◆ DIRECTION A
In the post on limiting copies of cross posts, what does the author say the proposed method does not require keeping?
----- EXCERPTED TEXT -----
Limiting copies of cross posts sent
Here's one idea for limiting the number of messages sent when a message is cross-posted to multiple lists. I haven't actually tried implementing this idea yet so it may be impractical. The nice thing that I like about this method is that it doesn't require that a database of message-ids be kept.
Ok, here's the idea:
SMTP allows for multiple recipients to be specified for any message sent. A typical conversation would look something like this (apologies if my mailer wraps the lines):
220 python.org ESMTP Sendmail 8.9.1a/8.9.1 (klm); Fri, 29 Jan 1999 14:15:14 -0500 (EST) HELO max.ollie.clive.ia.us 250 python.org Hello IDENT:jcollie@max.ollie.clive.ia.us [161.210.214.102], pleased to meet you MAIL From: <jeff@ollie.clive.ia.us> 250 <jeff@ollie.clive.ia.us>... Sender ok RCPT To: <mailman-developers@python.org> 250 <mailman-developers@python.org>... Recipient ok RCPT To: <mailman-users@python.org> 250 <mailman-users@python.org>... Recipient ok DATA 354 Enter mail, end with "." on a line by itself <real message here> . 250 OAA18072 Message accepted for delivery
Now, if you can get the SMTP daemon to invoke MailMan once and pass all of the recipients, MailMan could use that information to send one copy of the message to the union of the set of subscribers for each list.
Of course MailMan would need to be changed significantly to handle this, but you wouldn't need a database.
----- DATA EXTRACT -----
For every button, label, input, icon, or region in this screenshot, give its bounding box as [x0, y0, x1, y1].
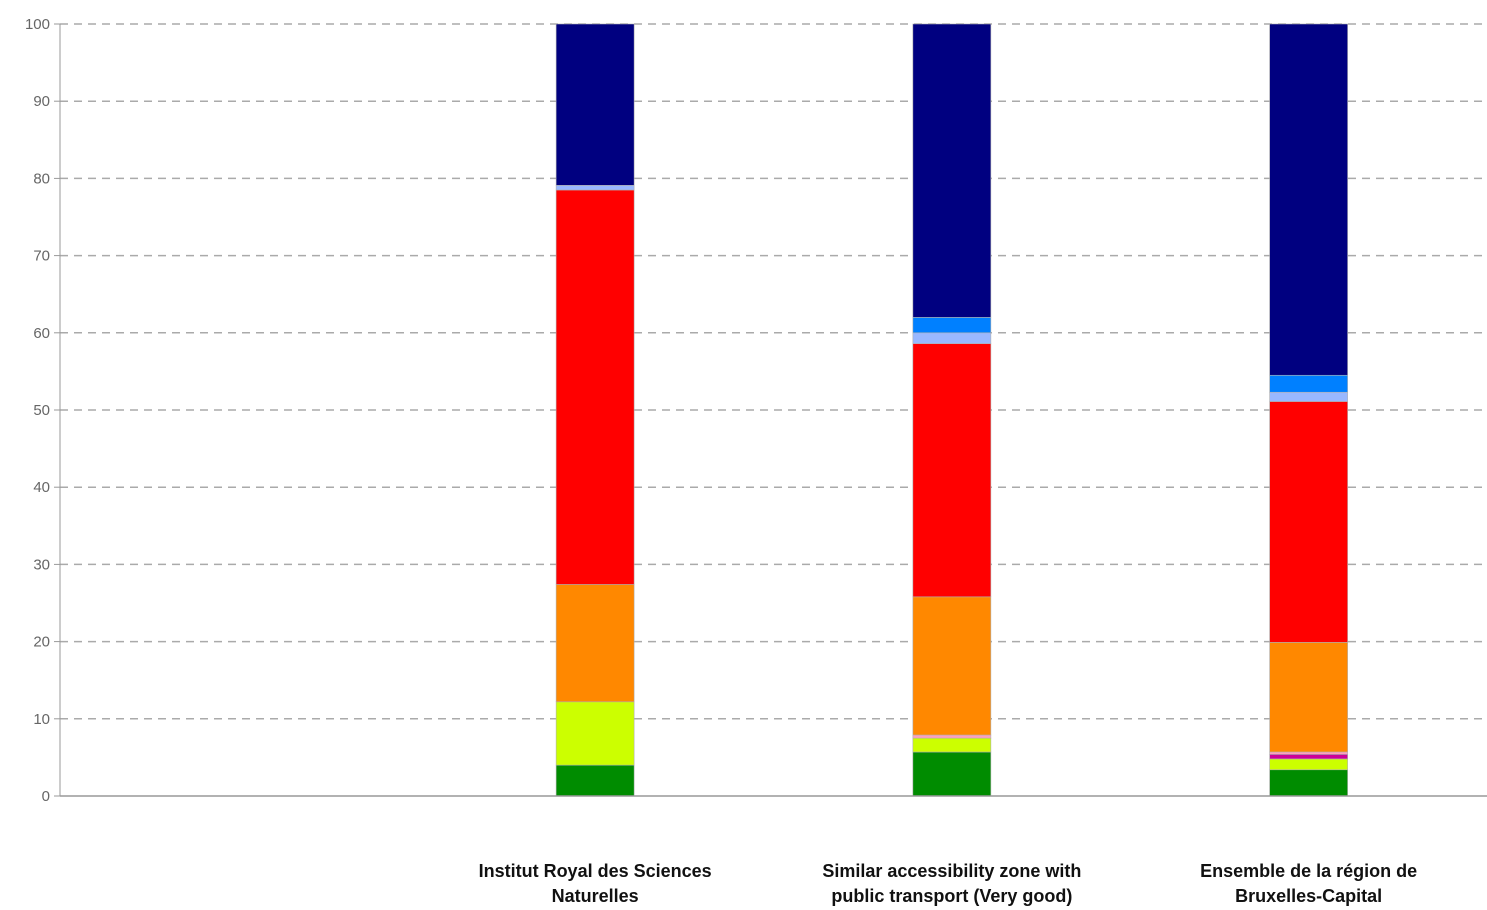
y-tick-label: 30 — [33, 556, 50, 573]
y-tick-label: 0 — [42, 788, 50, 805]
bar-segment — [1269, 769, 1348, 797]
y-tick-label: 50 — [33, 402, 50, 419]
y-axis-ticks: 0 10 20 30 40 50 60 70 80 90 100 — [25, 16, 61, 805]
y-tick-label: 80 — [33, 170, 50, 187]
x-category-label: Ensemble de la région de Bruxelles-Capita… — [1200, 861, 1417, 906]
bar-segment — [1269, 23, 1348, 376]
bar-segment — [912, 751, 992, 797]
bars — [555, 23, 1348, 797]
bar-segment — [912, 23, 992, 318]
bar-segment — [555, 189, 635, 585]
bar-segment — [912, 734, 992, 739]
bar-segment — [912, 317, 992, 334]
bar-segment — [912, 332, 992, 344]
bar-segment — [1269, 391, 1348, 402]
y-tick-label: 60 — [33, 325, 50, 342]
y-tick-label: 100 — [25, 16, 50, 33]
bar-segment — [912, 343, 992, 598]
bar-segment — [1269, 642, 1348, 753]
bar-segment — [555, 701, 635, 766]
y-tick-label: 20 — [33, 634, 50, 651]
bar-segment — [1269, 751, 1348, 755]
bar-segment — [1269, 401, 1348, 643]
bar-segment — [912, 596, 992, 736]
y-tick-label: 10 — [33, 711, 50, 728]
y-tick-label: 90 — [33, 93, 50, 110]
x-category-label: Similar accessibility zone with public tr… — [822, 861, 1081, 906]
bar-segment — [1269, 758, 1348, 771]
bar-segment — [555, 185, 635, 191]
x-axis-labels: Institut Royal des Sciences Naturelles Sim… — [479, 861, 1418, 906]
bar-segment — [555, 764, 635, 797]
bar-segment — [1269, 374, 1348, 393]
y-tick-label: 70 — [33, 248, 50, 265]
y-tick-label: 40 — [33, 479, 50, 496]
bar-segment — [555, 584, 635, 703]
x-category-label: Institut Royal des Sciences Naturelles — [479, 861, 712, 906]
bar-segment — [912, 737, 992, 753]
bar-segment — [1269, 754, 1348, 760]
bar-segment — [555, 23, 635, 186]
-----
----- DATA EXTRACT -----
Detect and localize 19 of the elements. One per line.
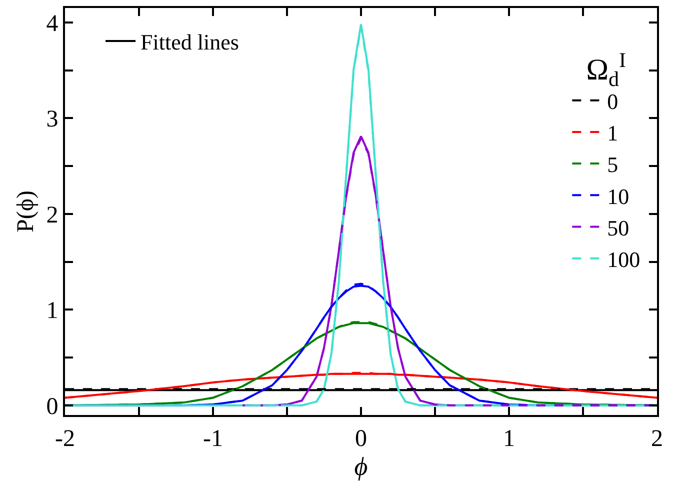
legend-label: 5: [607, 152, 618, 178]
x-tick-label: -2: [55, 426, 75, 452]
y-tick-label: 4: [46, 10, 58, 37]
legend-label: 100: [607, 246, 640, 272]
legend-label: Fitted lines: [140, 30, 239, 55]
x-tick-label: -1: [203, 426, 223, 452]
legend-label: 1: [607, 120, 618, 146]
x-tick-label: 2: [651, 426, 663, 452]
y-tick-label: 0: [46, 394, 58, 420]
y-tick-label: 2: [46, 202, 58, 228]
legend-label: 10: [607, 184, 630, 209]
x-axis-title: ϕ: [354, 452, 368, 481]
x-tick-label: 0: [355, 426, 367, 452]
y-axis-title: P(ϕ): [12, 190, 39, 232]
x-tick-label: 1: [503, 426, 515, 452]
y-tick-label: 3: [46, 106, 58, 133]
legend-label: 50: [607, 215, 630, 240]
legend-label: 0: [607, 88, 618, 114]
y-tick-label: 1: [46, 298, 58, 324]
-----
----- DATA EXTRACT -----
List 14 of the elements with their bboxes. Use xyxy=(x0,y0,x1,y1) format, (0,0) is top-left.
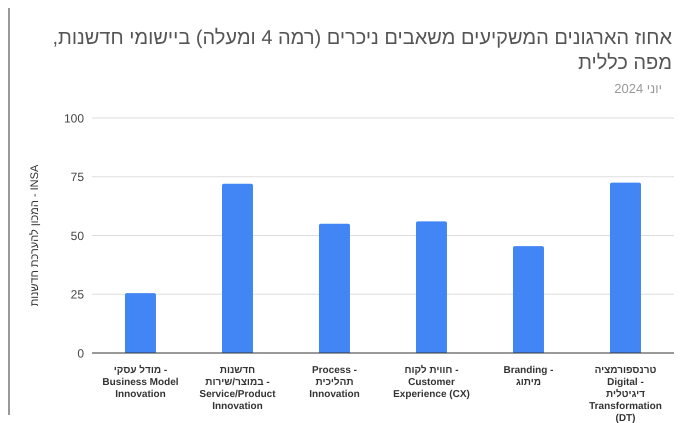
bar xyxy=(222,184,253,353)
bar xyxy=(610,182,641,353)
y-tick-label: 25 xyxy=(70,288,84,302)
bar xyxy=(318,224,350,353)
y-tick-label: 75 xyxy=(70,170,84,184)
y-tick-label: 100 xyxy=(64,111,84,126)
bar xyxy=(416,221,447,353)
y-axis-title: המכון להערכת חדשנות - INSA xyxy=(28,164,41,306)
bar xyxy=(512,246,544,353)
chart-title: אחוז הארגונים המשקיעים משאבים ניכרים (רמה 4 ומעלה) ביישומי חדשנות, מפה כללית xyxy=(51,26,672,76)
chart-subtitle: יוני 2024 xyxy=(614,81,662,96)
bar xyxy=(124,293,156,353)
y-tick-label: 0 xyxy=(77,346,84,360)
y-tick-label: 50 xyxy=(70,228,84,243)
-----
◆ DIRECTION B
Count the lines of the rows that contain the word "category", treating uppercase and lowercase as different, and give only the number.

◆ COMPLETE OUTPUT A
A database of message-ids.

◆ COMPLETE OUTPUT B
3